§ **Given request**: The listing below is the input. Say how many of its lines contain "whether", giving the number alone.

§ **The data**:

(begin)

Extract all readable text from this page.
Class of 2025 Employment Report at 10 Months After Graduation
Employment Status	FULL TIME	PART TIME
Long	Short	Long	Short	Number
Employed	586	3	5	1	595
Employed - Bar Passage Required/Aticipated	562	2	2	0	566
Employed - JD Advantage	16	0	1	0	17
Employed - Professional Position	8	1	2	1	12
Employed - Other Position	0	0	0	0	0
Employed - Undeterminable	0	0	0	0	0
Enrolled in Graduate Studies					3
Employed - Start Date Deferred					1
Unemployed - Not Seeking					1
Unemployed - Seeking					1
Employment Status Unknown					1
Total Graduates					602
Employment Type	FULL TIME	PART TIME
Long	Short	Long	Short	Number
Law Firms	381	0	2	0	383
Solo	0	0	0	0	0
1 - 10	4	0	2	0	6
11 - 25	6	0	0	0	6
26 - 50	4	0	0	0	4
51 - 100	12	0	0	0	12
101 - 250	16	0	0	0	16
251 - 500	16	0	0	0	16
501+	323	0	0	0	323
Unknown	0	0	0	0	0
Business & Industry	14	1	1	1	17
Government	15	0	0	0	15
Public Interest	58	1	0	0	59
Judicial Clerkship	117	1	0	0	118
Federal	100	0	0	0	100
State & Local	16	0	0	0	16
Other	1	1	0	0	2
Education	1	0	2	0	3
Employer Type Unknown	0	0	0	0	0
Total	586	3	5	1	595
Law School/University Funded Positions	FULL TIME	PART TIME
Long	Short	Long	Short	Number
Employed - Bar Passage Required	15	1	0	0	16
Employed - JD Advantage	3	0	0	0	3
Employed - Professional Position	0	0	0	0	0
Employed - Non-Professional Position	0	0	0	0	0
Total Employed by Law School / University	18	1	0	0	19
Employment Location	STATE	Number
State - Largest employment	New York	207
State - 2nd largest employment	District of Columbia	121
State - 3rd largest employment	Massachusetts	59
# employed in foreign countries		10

(end)
(begin)

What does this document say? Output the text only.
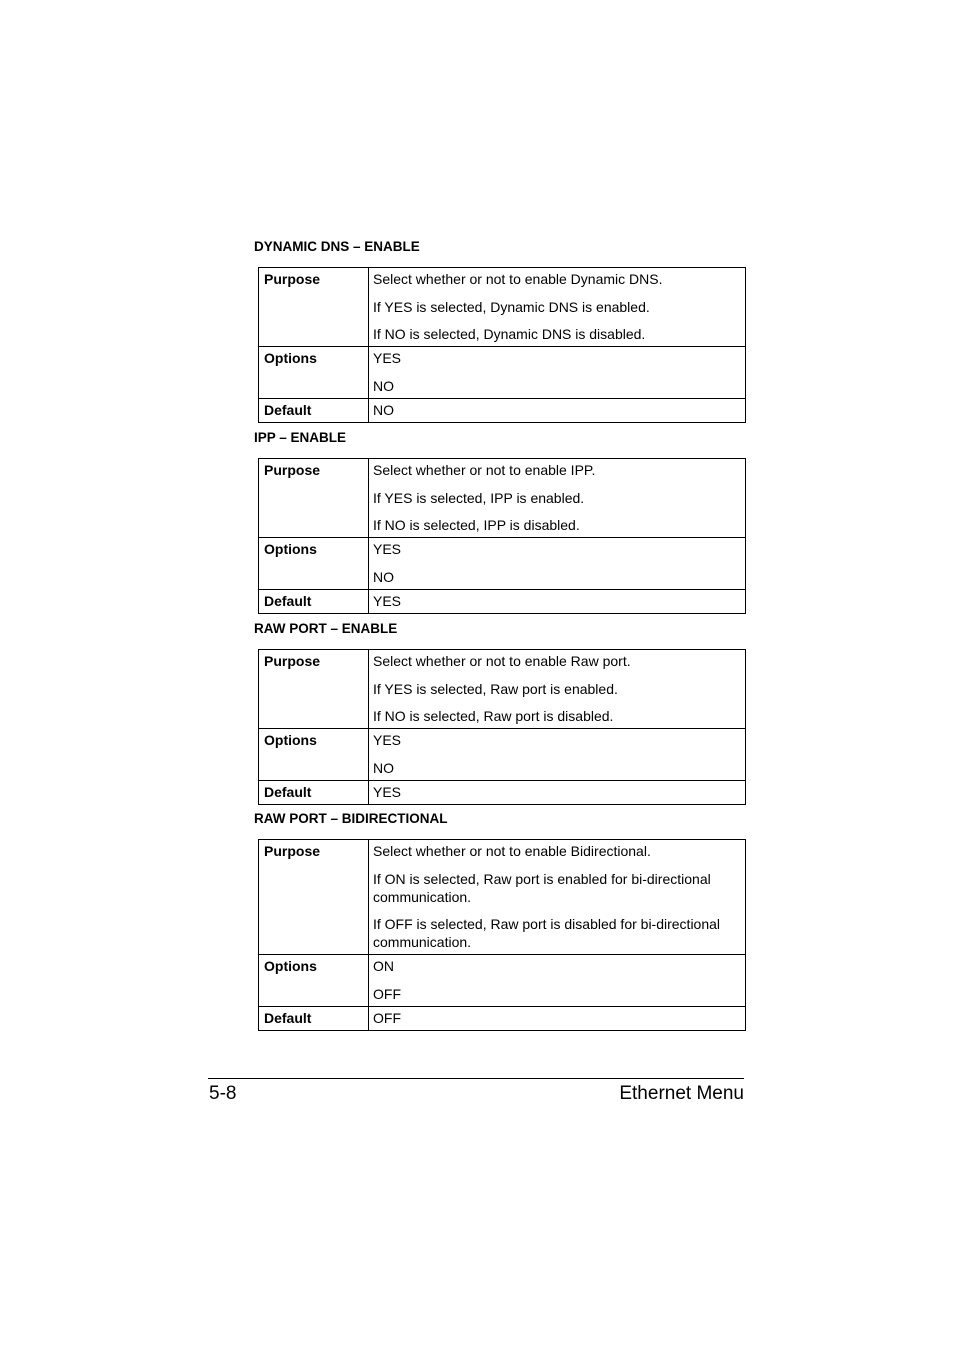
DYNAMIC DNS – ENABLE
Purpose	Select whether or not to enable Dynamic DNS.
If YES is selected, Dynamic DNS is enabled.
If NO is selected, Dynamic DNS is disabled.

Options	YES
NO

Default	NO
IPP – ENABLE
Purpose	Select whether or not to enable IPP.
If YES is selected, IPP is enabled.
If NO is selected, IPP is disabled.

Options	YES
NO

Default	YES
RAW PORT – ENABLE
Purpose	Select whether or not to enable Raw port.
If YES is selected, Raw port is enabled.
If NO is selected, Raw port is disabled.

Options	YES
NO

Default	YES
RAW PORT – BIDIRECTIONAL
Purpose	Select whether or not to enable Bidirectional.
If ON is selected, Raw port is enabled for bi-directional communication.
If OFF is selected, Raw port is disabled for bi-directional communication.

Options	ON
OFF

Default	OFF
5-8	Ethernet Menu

(end)

§ **Right answer**: 4